─── Dataset content

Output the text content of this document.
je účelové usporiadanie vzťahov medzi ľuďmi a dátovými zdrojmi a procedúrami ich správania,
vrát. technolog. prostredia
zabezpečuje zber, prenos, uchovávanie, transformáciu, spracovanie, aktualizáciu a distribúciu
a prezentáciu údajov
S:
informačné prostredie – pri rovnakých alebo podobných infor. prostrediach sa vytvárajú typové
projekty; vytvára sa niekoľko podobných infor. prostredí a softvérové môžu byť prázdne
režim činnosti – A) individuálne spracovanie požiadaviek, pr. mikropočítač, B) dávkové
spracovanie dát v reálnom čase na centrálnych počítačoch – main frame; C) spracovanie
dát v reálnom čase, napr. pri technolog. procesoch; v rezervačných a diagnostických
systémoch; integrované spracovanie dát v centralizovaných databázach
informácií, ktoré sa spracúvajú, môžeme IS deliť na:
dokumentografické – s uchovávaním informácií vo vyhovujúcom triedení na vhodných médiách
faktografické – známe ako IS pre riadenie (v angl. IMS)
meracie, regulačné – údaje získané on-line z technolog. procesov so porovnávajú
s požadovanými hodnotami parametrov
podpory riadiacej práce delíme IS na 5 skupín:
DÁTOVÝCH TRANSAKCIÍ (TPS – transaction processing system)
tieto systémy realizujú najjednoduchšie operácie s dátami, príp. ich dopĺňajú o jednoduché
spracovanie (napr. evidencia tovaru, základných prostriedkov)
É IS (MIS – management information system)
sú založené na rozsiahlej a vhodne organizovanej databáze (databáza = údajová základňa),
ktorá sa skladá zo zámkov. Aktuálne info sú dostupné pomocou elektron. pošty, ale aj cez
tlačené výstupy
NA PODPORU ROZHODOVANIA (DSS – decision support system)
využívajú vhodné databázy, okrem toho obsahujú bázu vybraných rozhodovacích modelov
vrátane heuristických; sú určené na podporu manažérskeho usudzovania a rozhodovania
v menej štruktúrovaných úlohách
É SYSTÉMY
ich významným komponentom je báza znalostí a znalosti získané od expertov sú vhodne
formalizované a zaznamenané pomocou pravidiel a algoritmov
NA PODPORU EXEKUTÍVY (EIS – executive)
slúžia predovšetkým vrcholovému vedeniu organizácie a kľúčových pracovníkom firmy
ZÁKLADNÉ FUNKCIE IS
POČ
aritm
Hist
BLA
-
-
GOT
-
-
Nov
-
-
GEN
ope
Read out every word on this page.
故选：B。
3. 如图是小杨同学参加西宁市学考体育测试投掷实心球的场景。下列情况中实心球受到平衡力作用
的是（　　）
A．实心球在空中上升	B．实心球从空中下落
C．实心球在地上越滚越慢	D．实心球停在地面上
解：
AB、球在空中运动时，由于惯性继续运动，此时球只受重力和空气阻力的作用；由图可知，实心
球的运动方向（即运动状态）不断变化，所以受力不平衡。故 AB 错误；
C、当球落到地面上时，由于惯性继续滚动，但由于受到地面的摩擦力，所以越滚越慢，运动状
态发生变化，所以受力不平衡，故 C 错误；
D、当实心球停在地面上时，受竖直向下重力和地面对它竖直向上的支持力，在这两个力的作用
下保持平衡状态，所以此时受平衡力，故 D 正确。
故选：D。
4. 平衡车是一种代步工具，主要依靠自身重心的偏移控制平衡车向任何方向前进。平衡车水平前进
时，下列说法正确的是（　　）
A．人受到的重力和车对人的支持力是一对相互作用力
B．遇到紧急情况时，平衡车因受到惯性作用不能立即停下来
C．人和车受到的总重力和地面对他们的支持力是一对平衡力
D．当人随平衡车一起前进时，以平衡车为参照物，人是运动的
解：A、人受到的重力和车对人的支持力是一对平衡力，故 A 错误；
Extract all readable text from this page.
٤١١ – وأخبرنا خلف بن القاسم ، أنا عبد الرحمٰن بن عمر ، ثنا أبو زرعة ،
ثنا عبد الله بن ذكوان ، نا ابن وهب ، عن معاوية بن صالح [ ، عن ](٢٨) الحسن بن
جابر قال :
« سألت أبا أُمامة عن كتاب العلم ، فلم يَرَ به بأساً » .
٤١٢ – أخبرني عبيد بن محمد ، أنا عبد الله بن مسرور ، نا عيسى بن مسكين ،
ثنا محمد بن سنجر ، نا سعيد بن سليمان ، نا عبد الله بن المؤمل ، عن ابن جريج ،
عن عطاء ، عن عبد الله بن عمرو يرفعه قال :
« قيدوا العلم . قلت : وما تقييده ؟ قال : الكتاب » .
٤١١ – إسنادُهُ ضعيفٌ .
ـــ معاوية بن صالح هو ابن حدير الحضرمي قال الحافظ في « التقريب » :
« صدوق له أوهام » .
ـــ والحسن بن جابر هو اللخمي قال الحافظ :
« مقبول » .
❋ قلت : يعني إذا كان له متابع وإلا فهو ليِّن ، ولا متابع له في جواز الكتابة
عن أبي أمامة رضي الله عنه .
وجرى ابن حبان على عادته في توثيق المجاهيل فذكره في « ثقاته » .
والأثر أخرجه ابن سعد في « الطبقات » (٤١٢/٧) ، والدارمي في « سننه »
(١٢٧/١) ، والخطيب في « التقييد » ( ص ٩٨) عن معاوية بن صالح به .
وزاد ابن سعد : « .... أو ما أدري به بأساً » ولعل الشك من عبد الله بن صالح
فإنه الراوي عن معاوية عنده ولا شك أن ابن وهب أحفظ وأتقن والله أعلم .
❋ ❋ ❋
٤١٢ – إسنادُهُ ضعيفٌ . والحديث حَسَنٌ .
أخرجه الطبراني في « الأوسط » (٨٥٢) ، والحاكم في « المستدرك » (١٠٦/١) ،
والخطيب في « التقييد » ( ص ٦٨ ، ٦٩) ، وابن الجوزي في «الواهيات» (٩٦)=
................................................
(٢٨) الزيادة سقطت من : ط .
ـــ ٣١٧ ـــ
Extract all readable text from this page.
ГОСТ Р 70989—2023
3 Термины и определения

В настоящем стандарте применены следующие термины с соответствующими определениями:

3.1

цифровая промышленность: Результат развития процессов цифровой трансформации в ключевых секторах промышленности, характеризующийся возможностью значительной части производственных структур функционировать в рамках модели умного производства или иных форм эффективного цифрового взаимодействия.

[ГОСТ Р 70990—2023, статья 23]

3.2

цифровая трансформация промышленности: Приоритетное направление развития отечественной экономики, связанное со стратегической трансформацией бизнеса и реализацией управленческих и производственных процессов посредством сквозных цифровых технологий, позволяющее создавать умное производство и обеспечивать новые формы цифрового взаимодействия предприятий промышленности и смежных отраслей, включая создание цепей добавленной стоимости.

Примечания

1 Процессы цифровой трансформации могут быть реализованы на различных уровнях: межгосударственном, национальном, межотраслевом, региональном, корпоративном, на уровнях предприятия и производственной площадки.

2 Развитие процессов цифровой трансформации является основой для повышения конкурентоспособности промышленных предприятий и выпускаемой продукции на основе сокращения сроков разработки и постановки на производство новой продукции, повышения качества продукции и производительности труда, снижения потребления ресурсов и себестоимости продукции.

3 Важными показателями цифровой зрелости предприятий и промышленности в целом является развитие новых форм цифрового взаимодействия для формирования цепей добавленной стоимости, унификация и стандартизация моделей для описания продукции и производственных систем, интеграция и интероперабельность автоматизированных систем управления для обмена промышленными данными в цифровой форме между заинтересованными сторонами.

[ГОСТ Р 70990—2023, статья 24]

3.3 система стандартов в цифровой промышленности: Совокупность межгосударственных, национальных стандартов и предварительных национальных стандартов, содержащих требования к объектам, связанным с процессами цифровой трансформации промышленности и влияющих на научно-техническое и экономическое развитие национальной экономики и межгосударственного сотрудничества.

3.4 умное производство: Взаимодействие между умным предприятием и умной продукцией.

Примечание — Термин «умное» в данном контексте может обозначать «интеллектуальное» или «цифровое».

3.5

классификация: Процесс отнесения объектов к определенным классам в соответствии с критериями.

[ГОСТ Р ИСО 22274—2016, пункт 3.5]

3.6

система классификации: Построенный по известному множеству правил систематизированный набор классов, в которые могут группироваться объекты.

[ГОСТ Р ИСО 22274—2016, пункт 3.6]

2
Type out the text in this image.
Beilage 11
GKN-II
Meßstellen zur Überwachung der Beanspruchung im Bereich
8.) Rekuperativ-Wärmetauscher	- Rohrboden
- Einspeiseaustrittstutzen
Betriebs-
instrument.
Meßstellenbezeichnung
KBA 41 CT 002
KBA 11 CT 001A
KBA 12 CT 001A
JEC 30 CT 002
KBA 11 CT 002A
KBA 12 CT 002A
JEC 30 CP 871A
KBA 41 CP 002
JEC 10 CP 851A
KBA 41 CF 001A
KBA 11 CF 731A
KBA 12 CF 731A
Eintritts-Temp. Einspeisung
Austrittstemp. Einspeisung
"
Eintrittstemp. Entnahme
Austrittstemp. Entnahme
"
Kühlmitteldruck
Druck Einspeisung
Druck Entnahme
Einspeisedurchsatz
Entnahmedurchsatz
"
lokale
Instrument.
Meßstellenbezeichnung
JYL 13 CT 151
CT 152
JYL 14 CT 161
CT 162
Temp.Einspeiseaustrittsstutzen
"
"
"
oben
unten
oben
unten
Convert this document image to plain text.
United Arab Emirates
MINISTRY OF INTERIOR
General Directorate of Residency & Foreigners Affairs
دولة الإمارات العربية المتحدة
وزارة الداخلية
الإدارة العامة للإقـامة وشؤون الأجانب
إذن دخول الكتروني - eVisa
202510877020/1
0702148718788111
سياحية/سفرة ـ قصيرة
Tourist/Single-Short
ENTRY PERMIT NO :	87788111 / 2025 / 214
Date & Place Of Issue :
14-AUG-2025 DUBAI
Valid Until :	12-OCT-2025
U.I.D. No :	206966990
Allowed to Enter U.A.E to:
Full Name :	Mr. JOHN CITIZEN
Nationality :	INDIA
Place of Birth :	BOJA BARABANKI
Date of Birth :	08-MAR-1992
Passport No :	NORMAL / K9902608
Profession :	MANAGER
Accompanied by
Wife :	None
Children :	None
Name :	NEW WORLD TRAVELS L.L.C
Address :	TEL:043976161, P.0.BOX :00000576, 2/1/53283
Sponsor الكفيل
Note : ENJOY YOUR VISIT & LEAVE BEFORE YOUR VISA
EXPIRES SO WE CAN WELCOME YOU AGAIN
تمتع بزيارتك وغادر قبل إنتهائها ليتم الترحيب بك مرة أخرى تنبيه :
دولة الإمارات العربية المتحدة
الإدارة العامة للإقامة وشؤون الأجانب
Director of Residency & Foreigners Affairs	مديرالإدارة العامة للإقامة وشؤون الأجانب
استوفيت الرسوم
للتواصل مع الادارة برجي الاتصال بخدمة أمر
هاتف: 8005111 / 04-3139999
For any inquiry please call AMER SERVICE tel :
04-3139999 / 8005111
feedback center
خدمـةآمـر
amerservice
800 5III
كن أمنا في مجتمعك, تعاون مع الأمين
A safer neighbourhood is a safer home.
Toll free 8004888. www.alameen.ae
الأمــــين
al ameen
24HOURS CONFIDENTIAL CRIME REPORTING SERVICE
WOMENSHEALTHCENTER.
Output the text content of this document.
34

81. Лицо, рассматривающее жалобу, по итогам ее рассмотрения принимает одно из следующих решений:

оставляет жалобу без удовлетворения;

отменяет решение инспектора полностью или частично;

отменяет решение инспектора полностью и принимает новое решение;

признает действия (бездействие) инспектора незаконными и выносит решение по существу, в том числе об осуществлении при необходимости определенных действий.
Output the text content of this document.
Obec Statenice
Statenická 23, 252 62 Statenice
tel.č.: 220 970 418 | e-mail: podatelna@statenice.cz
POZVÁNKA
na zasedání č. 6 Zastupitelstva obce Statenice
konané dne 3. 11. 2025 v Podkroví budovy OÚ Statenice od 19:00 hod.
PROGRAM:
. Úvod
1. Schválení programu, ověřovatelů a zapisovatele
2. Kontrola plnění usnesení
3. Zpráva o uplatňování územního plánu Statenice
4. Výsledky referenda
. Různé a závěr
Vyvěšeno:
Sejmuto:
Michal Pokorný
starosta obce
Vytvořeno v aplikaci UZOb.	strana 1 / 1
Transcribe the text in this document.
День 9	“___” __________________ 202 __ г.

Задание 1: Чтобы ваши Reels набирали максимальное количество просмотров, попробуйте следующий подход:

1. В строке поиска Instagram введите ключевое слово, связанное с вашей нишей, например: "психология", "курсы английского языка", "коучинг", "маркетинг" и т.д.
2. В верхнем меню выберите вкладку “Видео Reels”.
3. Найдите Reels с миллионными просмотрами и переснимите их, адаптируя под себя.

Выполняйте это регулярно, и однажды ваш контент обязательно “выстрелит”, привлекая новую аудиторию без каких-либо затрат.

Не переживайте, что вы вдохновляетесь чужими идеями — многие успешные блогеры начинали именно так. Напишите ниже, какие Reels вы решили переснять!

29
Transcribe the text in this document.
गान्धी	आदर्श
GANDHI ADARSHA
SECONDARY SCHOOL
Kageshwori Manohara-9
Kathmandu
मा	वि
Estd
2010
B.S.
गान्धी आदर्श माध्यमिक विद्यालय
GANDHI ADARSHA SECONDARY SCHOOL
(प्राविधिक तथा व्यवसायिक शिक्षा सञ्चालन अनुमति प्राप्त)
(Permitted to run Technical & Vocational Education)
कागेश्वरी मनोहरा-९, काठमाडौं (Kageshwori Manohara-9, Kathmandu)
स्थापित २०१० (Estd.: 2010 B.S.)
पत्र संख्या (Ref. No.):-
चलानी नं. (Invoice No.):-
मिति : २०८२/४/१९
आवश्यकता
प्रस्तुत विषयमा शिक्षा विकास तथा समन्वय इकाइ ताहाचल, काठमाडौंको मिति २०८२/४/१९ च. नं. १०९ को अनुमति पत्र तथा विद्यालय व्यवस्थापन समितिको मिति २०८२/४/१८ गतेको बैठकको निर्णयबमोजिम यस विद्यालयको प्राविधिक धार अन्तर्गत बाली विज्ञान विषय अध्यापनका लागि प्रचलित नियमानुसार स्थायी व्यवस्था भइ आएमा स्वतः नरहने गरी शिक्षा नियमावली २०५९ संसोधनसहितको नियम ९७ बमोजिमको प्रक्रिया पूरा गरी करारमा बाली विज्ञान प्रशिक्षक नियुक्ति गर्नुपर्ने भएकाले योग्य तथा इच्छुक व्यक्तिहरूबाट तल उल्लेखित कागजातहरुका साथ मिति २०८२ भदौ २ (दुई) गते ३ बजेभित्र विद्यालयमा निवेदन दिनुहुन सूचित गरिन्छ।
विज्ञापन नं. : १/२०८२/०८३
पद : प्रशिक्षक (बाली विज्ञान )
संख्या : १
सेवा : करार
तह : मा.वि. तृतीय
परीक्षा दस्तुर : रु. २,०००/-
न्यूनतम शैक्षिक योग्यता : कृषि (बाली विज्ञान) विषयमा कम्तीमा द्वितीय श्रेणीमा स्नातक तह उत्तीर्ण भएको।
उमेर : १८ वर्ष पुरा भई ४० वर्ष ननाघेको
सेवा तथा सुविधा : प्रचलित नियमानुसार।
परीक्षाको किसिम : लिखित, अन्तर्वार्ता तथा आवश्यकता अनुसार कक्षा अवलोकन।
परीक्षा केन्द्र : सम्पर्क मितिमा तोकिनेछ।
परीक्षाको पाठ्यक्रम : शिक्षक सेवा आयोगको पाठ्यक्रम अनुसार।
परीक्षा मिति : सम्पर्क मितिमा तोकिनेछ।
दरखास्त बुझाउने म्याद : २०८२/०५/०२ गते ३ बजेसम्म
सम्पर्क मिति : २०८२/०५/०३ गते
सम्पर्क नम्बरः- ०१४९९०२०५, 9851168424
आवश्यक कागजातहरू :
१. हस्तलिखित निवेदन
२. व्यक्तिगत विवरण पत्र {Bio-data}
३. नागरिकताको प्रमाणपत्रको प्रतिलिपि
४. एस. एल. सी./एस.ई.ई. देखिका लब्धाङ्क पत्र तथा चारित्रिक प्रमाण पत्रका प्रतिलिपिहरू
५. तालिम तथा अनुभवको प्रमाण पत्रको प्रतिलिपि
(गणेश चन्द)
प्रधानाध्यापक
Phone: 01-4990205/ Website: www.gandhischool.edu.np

──────

### Written instruction
What count of lines in the listing contain the word "所以受力不平衡"? Reply with the number only.

### Finished task
2